__SET PROBLEM__:
Select every line containing the word "this" from the material, and copy those lines.

==============================

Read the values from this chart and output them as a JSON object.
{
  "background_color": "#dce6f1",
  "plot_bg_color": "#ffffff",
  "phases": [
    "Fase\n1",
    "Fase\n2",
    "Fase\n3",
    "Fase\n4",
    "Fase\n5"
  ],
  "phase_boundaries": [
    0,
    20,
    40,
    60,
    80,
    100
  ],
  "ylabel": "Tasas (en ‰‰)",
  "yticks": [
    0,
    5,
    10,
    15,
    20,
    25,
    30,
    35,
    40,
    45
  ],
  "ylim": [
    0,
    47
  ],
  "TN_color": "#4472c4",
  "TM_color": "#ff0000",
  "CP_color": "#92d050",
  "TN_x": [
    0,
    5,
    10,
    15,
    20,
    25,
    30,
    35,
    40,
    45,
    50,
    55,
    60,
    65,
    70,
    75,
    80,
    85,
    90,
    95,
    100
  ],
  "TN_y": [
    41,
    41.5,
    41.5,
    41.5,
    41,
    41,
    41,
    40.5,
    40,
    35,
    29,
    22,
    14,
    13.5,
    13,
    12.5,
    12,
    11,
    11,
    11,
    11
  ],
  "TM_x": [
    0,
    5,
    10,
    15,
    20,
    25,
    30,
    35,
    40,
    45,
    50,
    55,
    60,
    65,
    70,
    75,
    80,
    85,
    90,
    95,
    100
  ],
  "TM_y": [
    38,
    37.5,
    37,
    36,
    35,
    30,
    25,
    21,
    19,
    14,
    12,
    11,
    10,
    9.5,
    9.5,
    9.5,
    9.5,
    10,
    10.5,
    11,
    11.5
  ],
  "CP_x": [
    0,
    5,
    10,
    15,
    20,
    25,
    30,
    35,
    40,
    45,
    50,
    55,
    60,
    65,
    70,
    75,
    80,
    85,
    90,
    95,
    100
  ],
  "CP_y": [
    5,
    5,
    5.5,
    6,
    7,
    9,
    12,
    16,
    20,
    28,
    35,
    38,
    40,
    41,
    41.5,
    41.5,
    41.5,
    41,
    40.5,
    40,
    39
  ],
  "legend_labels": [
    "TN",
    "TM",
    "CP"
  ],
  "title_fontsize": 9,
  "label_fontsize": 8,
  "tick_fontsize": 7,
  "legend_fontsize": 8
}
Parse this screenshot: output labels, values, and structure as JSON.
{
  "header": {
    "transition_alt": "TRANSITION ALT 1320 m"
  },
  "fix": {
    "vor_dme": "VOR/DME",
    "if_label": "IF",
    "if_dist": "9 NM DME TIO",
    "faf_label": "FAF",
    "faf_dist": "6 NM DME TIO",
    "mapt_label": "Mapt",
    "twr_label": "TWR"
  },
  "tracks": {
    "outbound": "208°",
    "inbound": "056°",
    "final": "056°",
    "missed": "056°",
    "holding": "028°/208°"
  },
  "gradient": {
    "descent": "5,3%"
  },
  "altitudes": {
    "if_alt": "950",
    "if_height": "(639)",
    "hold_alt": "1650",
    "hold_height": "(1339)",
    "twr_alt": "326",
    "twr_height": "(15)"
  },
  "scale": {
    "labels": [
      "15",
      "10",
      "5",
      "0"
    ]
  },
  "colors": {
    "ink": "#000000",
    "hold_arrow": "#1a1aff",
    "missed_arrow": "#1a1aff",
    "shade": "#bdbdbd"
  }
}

==============================

__TASK RESPONSE__:
Read the values from this chart and output them as a JSON object.
Parse this screenshot: output labels, values, and structure as JSON.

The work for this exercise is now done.